>> Start Dataset

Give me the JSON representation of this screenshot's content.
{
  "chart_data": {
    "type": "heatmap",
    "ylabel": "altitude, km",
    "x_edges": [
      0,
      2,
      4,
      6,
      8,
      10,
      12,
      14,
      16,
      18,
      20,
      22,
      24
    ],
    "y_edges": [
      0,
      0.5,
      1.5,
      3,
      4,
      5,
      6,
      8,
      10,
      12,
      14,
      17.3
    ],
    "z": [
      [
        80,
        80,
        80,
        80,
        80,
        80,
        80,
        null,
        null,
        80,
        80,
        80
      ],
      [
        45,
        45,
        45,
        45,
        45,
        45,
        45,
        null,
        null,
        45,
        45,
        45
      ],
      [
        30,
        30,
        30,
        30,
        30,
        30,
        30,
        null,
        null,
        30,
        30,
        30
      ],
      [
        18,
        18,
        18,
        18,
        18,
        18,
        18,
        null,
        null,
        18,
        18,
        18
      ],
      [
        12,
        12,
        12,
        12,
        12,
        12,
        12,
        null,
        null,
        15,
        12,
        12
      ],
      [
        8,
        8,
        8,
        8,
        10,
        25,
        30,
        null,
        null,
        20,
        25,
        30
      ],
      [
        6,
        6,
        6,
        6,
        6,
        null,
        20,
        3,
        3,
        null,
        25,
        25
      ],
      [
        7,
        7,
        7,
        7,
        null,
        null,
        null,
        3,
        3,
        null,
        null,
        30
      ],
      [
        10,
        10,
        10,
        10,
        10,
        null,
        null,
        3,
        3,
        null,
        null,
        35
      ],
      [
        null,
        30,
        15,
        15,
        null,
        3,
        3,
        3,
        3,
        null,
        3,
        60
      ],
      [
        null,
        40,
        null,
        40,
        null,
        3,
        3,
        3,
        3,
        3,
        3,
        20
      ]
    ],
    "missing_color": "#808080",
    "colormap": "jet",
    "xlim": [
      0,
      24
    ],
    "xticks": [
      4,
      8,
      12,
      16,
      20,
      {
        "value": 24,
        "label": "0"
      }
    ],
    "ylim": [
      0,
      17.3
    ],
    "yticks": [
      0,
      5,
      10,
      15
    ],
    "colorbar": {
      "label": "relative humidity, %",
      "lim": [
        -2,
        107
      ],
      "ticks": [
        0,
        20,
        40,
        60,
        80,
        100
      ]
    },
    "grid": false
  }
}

>> End Dataset

• **What is being asked**: From the records above, extract each line exactly as shown.

• **Task answer**:
Give me the JSON representation of this screenshot's content.
{
  "chart_data": {
    "type": "heatmap",
    "ylabel": "altitude, km",
    "x_edges": [
      0,
      2,
      4,
      6,
      8,
      10,
      12,
      14,
      16,
      18,
      20,
      22,
      24
    ],
    "y_edges": [
      0,
      0.5,
      1.5,
      3,
      4,
      5,
      6,
      8,
      10,
      12,
      14,
      17.3
    ],
    "z": [
      [
        80,
        80,
        80,
        80,
        80,
        80,
        80,
        null,
        null,
        80,
        80,
        80
      ],
      [
        45,
        45,
        45,
        45,
        45,
        45,
        45,
        null,
        null,
        45,
        45,
        45
      ],
      [
        30,
        30,
        30,
        30,
        30,
        30,
        30,
        null,
        null,
        30,
        30,
        30
      ],
      [
        18,
        18,
        18,
        18,
        18,
        18,
        18,
        null,
        null,
        18,
        18,
        18
      ],
      [
        12,
        12,
        12,
        12,
        12,
        12,
        12,
        null,
        null,
        15,
        12,
        12
      ],
      [
        8,
        8,
        8,
        8,
        10,
        25,
        30,
        null,
        null,
        20,
        25,
        30
      ],
      [
        6,
        6,
        6,
        6,
        6,
        null,
        20,
        3,
        3,
        null,
        25,
        25
      ],
      [
        7,
        7,
        7,
        7,
        null,
        null,
        null,
        3,
        3,
        null,
        null,
        30
      ],
      [
        10,
        10,
        10,
        10,
        10,
        null,
        null,
        3,
        3,
        null,
        null,
        35
      ],
      [
        null,
        30,
        15,
        15,
        null,
        3,
        3,
        3,
        3,
        null,
        3,
        60
      ],
      [
        null,
        40,
        null,
        40,
        null,
        3,
        3,
        3,
        3,
        3,
        3,
        20
      ]
    ],
    "missing_color": "#808080",
    "colormap": "jet",
    "xlim": [
      0,
      24
    ],
    "xticks": [
      4,
      8,
      12,
      16,
      20,
      {
        "value": 24,
        "label": "0"
      }
    ],
    "ylim": [
      0,
      17.3
    ],
    "yticks": [
      0,
      5,
      10,
      15
    ],
    "colorbar": {
      "label": "relative humidity, %",
      "lim": [
        -2,
        107
      ],
      "ticks": [
        0,
        20,
        40,
        60,
        80,
        100
      ]
    },
    "grid": false
  }
}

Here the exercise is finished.